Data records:

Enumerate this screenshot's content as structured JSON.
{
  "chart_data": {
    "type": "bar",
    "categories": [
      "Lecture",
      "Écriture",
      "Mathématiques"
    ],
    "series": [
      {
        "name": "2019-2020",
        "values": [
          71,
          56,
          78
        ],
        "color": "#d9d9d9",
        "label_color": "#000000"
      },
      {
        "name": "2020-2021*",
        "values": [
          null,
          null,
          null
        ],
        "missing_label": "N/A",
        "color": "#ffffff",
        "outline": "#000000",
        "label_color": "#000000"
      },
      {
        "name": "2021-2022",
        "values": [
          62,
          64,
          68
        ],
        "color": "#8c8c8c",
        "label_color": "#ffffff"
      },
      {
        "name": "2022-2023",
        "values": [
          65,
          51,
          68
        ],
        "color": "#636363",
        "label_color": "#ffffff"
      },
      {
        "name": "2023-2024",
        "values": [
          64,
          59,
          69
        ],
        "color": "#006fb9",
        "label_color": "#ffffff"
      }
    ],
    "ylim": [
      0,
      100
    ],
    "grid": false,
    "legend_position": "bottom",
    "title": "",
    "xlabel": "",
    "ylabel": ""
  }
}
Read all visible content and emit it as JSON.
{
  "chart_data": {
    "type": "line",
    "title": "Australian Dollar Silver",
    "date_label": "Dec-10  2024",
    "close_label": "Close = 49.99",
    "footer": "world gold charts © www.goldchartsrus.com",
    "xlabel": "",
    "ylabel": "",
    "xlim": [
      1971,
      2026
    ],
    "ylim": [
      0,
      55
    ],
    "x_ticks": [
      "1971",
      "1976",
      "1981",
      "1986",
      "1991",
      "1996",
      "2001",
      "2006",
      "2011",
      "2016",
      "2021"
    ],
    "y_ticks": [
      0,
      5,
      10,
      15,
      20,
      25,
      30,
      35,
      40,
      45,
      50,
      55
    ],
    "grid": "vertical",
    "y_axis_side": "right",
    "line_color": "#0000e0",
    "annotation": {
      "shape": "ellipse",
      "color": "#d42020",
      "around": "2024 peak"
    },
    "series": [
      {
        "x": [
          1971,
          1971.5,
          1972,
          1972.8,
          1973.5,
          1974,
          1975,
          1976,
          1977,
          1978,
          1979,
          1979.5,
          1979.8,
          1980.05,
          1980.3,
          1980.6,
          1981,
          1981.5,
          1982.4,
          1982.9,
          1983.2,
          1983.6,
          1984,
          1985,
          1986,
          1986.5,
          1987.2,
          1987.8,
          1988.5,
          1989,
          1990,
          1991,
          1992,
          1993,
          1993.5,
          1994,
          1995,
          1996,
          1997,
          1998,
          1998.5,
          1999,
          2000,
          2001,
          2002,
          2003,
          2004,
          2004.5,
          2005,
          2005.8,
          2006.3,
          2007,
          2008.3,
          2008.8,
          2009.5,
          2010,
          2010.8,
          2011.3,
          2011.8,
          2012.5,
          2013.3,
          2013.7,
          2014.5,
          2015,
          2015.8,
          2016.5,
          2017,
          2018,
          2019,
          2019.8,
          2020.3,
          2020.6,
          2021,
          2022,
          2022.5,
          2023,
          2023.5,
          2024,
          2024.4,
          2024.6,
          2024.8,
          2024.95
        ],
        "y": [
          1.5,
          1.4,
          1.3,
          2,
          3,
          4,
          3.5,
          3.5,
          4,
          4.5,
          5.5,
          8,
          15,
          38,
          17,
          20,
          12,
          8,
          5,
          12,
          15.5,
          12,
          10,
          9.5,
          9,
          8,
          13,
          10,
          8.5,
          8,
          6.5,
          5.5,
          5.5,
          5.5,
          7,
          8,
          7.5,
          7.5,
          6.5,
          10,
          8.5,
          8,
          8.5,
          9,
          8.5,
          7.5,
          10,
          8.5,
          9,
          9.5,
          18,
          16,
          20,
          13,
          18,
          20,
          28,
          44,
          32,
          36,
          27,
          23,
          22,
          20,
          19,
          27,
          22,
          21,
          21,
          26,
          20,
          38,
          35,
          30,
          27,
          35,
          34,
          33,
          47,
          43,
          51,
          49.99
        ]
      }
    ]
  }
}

# [Task goal]
Recopy the entries above exactly, with every line included.

# [Output for this task]
Enumerate this screenshot's content as structured JSON.
{
  "chart_data": {
    "type": "bar",
    "categories": [
      "Lecture",
      "Écriture",
      "Mathématiques"
    ],
    "series": [
      {
        "name": "2019-2020",
        "values": [
          71,
          56,
          78
        ],
        "color": "#d9d9d9",
        "label_color": "#000000"
      },
      {
        "name": "2020-2021*",
        "values": [
          null,
          null,
          null
        ],
        "missing_label": "N/A",
        "color": "#ffffff",
        "outline": "#000000",
        "label_color": "#000000"
      },
      {
        "name": "2021-2022",
        "values": [
          62,
          64,
          68
        ],
        "color": "#8c8c8c",
        "label_color": "#ffffff"
      },
      {
        "name": "2022-2023",
        "values": [
          65,
          51,
          68
        ],
        "color": "#636363",
        "label_color": "#ffffff"
      },
      {
        "name": "2023-2024",
        "values": [
          64,
          59,
          69
        ],
        "color": "#006fb9",
        "label_color": "#ffffff"
      }
    ],
    "ylim": [
      0,
      100
    ],
    "grid": false,
    "legend_position": "bottom",
    "title": "",
    "xlabel": "",
    "ylabel": ""
  }
}
Read all visible content and emit it as JSON.
{
  "chart_data": {
    "type": "line",
    "title": "Australian Dollar Silver",
    "date_label": "Dec-10  2024",
    "close_label": "Close = 49.99",
    "footer": "world gold charts © www.goldchartsrus.com",
    "xlabel": "",
    "ylabel": "",
    "xlim": [
      1971,
      2026
    ],
    "ylim": [
      0,
      55
    ],
    "x_ticks": [
      "1971",
      "1976",
      "1981",
      "1986",
      "1991",
      "1996",
      "2001",
      "2006",
      "2011",
      "2016",
      "2021"
    ],
    "y_ticks": [
      0,
      5,
      10,
      15,
      20,
      25,
      30,
      35,
      40,
      45,
      50,
      55
    ],
    "grid": "vertical",
    "y_axis_side": "right",
    "line_color": "#0000e0",
    "annotation": {
      "shape": "ellipse",
      "color": "#d42020",
      "around": "2024 peak"
    },
    "series": [
      {
        "x": [
          1971,
          1971.5,
          1972,
          1972.8,
          1973.5,
          1974,
          1975,
          1976,
          1977,
          1978,
          1979,
          1979.5,
          1979.8,
          1980.05,
          1980.3,
          1980.6,
          1981,
          1981.5,
          1982.4,
          1982.9,
          1983.2,
          1983.6,
          1984,
          1985,
          1986,
          1986.5,
          1987.2,
          1987.8,
          1988.5,
          1989,
          1990,
          1991,
          1992,
          1993,
          1993.5,
          1994,
          1995,
          1996,
          1997,
          1998,
          1998.5,
          1999,
          2000,
          2001,
          2002,
          2003,
          2004,
          2004.5,
          2005,
          2005.8,
          2006.3,
          2007,
          2008.3,
          2008.8,
          2009.5,
          2010,
          2010.8,
          2011.3,
          2011.8,
          2012.5,
          2013.3,
          2013.7,
          2014.5,
          2015,
          2015.8,
          2016.5,
          2017,
          2018,
          2019,
          2019.8,
          2020.3,
          2020.6,
          2021,
          2022,
          2022.5,
          2023,
          2023.5,
          2024,
          2024.4,
          2024.6,
          2024.8,
          2024.95
        ],
        "y": [
          1.5,
          1.4,
          1.3,
          2,
          3,
          4,
          3.5,
          3.5,
          4,
          4.5,
          5.5,
          8,
          15,
          38,
          17,
          20,
          12,
          8,
          5,
          12,
          15.5,
          12,
          10,
          9.5,
          9,
          8,
          13,
          10,
          8.5,
          8,
          6.5,
          5.5,
          5.5,
          5.5,
          7,
          8,
          7.5,
          7.5,
          6.5,
          10,
          8.5,
          8,
          8.5,
          9,
          8.5,
          7.5,
          10,
          8.5,
          9,
          9.5,
          18,
          16,
          20,
          13,
          18,
          20,
          28,
          44,
          32,
          36,
          27,
          23,
          22,
          20,
          19,
          27,
          22,
          21,
          21,
          26,
          20,
          38,
          35,
          30,
          27,
          35,
          34,
          33,
          47,
          43,
          51,
          49.99
        ]
      }
    ]
  }
}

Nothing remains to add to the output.